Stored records
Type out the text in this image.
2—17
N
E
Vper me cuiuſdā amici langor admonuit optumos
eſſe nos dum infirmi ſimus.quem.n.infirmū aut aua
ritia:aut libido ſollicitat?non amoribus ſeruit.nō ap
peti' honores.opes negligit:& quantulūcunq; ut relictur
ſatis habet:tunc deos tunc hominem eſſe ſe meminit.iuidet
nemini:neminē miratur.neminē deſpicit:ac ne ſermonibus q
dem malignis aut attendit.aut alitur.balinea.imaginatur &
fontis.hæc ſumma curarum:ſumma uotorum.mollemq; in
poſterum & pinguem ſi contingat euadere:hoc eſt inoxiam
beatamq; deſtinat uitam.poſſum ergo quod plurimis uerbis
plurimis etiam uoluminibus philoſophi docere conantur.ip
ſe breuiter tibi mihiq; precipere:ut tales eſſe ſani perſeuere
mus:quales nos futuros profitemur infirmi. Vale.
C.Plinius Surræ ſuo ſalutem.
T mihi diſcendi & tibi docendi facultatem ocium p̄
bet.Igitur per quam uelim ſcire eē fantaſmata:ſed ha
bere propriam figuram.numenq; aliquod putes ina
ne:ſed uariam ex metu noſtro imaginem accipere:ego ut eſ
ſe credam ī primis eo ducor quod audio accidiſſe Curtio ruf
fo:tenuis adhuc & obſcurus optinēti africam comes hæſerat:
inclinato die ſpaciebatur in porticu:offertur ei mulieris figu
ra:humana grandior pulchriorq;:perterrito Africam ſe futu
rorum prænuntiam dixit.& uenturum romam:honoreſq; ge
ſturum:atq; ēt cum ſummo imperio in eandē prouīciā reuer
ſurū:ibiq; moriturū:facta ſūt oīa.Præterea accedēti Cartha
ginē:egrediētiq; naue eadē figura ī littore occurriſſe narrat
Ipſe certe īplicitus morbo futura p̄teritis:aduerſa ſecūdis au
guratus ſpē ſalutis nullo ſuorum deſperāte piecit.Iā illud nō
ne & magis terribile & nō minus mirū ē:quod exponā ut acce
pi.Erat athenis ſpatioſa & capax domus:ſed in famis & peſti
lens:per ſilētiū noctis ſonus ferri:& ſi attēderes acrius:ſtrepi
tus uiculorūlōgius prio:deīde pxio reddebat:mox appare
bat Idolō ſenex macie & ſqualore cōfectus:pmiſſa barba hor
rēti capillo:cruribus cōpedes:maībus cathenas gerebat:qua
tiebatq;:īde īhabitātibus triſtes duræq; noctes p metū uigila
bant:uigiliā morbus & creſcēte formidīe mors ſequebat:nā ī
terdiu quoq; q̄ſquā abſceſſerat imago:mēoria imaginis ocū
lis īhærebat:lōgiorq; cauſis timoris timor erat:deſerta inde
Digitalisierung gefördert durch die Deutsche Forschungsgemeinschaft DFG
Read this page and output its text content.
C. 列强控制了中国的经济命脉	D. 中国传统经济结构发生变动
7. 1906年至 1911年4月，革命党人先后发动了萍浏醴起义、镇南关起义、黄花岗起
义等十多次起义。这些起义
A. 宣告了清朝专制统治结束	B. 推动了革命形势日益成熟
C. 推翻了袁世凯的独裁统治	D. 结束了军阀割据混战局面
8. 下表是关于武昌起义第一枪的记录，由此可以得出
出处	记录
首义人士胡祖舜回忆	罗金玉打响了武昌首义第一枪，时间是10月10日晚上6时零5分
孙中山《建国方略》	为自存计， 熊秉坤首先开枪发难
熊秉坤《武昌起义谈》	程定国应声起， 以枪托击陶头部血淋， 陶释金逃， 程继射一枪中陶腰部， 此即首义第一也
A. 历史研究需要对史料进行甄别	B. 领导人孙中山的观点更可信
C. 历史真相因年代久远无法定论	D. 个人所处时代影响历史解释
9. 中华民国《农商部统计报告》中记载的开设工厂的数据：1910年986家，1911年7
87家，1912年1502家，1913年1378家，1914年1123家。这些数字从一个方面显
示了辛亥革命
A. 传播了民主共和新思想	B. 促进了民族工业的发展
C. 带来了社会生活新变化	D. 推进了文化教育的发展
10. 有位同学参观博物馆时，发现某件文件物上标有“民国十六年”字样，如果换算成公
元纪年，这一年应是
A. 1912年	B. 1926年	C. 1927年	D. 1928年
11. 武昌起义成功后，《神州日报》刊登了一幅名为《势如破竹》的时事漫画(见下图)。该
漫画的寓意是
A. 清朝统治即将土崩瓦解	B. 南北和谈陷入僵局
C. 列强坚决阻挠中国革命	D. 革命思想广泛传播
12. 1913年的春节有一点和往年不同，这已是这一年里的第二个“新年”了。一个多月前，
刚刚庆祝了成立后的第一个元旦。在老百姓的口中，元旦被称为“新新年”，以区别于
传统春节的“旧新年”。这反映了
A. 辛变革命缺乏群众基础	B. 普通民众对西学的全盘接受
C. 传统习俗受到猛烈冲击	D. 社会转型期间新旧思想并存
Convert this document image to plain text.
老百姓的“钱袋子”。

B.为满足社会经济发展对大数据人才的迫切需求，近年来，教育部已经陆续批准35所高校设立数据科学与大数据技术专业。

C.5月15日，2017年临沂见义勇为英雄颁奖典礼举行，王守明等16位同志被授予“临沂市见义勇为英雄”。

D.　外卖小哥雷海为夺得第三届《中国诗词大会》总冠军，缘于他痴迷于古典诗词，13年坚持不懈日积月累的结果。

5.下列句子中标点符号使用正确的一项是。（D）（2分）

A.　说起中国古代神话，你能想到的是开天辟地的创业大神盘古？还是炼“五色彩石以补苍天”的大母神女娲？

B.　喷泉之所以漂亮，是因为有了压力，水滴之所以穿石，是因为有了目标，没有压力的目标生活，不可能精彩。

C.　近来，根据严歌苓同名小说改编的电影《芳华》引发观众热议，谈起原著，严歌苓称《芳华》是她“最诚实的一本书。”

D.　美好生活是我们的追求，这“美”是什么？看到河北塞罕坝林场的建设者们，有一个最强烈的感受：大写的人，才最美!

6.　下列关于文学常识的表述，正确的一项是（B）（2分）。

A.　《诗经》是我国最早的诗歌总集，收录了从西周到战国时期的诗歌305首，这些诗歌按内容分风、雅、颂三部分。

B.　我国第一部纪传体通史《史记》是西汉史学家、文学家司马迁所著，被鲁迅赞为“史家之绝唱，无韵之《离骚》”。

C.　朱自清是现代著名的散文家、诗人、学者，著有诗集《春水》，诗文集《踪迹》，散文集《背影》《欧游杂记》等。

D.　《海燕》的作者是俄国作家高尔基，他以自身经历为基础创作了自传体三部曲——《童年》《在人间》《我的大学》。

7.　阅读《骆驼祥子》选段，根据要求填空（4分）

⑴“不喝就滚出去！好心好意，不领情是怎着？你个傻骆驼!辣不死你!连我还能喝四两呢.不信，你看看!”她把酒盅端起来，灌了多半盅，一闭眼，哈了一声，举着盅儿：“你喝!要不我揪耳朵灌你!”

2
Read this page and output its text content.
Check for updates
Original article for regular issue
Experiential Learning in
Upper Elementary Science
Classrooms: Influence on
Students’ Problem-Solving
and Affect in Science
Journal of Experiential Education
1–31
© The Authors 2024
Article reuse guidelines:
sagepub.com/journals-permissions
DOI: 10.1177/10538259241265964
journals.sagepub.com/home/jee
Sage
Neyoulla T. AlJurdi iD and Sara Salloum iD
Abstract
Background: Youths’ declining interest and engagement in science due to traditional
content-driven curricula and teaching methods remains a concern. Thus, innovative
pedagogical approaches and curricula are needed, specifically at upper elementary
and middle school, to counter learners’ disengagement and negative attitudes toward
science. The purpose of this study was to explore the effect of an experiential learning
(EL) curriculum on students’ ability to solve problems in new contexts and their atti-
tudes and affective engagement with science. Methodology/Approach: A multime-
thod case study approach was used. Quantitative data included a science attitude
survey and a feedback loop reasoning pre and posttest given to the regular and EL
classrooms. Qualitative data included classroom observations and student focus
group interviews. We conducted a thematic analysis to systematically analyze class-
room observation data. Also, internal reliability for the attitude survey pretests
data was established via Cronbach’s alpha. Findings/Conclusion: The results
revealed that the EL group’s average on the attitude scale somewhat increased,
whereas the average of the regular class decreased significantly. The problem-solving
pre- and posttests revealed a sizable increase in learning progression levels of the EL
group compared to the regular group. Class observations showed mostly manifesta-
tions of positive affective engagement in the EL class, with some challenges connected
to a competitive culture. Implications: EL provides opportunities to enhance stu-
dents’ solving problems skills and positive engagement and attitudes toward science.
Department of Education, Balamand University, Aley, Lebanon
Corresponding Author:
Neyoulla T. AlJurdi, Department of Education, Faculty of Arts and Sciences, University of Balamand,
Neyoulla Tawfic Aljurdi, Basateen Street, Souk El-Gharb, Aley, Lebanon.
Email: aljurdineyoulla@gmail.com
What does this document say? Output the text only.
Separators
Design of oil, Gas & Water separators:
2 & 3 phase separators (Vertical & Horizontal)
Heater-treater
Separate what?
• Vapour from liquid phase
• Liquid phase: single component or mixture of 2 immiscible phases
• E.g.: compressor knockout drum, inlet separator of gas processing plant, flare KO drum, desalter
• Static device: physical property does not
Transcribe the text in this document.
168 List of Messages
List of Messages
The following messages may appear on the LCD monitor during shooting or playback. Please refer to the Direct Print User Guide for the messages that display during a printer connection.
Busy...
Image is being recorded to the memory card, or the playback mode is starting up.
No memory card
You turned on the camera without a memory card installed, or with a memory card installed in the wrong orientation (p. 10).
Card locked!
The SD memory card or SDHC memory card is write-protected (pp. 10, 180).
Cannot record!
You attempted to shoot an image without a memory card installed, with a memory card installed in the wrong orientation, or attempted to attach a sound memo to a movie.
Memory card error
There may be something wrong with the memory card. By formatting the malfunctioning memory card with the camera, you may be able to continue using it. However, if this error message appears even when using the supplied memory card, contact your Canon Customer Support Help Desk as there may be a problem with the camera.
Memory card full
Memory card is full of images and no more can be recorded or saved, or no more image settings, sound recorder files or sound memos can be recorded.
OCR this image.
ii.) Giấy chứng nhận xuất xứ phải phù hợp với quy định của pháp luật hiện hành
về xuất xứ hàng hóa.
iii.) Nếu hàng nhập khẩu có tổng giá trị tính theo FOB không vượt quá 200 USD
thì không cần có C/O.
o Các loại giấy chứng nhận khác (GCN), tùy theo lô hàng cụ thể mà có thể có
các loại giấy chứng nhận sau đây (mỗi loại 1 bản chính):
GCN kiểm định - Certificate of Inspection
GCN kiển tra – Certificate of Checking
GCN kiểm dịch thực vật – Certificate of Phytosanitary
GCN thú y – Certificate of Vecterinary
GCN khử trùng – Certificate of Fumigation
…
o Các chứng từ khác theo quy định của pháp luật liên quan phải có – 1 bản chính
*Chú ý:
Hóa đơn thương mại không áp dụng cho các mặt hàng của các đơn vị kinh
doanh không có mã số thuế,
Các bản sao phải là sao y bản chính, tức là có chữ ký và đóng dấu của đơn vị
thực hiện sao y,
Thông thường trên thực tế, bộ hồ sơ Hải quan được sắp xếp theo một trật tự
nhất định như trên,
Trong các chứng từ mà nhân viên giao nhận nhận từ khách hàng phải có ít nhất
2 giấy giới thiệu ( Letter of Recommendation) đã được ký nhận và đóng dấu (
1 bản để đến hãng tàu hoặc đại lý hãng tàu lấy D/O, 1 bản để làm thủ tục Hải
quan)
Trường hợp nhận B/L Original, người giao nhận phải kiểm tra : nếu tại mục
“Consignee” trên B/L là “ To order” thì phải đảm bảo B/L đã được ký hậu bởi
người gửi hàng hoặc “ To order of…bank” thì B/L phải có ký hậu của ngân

# GIVEN REQUEST
Pick out the lines above that hold the string "revealed" and show them.

# OUTPUT FOR THIS EXERCISE
revealed that the EL group’s average on the attitude scale somewhat increased,
pre- and posttests revealed a sizable increase in learning progression levels of the EL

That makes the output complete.